• [Exercise task]: Note how many lines include the word "nlimit", and give that number by itself.

Begin

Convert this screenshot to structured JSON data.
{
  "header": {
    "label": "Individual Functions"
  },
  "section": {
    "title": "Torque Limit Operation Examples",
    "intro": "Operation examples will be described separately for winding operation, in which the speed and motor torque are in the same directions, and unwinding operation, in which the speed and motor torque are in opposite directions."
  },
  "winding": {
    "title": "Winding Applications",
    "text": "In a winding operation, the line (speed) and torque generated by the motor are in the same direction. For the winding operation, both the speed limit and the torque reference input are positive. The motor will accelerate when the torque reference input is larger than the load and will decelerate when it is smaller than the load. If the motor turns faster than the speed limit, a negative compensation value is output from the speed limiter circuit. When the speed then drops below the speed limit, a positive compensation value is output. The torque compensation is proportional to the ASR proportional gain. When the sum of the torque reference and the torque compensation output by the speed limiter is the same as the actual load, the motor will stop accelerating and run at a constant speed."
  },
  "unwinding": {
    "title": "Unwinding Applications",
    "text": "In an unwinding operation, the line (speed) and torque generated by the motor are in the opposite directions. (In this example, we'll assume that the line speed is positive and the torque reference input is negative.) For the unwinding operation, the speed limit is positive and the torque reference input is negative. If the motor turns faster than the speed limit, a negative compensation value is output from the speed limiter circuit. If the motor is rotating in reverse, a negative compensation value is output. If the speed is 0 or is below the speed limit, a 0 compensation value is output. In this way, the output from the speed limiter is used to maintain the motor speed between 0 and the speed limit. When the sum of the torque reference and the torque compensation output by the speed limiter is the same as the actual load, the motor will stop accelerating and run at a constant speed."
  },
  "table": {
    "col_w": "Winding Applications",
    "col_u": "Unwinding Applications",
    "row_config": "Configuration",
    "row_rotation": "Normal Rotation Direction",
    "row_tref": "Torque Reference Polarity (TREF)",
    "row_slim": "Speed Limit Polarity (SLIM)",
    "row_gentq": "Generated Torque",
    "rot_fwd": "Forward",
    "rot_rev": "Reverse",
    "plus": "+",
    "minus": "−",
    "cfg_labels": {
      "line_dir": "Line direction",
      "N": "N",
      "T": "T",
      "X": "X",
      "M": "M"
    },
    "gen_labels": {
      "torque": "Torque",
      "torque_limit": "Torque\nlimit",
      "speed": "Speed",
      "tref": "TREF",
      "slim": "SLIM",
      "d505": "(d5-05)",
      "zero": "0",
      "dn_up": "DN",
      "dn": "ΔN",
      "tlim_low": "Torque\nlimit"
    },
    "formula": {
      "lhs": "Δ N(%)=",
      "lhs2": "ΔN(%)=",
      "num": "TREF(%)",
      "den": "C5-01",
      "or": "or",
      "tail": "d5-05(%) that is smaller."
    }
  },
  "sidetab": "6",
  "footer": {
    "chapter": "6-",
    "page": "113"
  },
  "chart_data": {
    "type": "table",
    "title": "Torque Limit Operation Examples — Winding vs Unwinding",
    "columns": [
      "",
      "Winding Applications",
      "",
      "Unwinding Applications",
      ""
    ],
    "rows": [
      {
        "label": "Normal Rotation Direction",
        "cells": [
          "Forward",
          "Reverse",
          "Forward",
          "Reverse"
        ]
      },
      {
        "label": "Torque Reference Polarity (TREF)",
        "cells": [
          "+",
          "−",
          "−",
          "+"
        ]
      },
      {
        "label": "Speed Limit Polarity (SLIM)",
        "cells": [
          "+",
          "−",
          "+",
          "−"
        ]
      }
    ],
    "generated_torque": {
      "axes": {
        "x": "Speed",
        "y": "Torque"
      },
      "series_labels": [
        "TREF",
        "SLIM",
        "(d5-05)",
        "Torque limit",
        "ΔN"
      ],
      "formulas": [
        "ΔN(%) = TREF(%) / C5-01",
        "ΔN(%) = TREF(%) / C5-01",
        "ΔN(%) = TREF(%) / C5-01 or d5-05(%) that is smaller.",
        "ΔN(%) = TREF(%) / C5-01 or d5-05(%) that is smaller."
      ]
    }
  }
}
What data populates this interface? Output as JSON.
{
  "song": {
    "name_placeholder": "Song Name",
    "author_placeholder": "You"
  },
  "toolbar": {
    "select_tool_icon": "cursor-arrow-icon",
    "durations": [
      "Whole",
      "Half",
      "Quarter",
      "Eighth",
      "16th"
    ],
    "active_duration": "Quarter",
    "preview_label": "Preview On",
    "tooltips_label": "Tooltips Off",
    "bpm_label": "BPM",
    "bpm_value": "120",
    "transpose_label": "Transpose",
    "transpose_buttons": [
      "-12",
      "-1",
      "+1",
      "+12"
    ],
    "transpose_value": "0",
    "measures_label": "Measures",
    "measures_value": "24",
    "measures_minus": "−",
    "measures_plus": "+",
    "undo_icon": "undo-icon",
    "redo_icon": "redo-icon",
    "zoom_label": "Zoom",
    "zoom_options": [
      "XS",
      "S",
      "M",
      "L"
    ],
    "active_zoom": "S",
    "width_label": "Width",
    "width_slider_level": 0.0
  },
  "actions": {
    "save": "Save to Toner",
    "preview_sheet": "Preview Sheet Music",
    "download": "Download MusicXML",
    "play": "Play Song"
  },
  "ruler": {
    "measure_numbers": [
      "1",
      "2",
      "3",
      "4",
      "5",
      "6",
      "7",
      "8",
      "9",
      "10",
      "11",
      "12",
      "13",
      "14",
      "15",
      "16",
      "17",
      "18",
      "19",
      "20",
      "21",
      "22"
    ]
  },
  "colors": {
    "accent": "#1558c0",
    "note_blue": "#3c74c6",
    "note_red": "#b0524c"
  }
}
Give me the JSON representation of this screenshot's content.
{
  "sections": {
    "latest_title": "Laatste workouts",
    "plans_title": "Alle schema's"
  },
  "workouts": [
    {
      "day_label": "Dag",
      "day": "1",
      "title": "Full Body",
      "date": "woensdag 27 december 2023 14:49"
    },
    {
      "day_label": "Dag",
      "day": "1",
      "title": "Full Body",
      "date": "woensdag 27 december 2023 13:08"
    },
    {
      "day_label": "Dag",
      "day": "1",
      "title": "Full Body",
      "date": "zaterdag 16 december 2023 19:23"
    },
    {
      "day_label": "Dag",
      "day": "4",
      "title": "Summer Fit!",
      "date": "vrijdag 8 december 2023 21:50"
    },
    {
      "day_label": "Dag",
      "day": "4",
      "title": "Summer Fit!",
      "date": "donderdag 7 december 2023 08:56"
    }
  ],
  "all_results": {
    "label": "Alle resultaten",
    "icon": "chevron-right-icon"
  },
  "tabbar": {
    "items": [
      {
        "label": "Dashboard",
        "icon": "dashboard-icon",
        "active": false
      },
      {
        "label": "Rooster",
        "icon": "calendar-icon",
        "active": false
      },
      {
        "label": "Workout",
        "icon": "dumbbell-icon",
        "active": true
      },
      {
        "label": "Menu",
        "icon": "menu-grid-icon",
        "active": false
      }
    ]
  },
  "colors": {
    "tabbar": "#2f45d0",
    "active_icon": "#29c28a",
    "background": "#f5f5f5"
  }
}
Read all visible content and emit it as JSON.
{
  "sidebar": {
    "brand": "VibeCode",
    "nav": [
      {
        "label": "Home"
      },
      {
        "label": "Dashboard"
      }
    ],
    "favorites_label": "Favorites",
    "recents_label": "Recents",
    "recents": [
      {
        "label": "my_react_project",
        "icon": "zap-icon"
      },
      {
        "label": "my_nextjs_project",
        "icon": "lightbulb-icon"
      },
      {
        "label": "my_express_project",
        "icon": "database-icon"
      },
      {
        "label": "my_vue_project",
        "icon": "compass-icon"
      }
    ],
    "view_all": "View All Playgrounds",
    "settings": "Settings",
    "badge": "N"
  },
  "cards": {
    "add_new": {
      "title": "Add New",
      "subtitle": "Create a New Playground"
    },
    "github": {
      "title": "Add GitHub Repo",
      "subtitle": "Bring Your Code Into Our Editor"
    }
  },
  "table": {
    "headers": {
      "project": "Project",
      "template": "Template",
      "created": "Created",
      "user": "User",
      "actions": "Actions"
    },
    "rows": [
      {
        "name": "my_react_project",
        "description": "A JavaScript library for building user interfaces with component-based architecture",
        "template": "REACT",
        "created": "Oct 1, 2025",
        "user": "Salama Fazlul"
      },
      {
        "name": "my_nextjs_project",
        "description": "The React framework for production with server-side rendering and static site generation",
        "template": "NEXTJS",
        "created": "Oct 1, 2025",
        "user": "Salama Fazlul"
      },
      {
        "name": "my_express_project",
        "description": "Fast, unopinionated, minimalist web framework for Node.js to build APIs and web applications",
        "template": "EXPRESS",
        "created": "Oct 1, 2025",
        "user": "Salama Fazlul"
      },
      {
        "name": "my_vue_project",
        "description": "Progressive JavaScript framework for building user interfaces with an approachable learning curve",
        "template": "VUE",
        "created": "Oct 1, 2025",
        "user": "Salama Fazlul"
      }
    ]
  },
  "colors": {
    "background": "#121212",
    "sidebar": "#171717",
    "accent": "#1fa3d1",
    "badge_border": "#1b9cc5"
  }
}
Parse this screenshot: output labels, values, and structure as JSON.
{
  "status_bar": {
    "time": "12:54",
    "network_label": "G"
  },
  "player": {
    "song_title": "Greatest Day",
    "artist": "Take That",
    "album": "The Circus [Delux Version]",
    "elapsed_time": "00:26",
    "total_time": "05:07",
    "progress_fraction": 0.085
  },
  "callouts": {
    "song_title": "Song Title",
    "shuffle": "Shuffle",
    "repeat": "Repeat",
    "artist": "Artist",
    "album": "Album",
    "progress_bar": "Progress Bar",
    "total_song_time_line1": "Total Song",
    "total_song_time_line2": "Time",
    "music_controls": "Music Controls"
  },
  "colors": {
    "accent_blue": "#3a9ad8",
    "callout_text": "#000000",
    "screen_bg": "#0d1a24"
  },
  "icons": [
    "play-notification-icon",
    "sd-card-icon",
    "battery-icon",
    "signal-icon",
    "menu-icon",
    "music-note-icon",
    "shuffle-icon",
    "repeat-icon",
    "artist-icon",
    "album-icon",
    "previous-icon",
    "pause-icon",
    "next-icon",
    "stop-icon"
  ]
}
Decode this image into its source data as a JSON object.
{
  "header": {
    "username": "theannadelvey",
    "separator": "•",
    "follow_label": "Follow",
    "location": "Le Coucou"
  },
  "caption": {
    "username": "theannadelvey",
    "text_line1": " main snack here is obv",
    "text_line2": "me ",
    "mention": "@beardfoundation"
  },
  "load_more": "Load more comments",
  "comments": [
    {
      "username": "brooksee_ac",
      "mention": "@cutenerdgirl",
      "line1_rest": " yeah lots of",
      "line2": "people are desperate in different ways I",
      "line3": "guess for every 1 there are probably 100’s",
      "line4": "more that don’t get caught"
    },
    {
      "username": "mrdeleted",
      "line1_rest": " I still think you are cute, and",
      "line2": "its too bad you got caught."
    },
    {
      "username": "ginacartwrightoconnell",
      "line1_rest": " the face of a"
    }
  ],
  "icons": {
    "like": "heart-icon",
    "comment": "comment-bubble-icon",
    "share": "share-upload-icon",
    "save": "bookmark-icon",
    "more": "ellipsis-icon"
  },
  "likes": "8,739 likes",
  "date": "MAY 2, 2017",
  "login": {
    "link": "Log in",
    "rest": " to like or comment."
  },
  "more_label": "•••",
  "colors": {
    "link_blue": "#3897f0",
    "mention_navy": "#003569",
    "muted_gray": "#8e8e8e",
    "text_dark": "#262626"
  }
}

End

• [The answer]: 2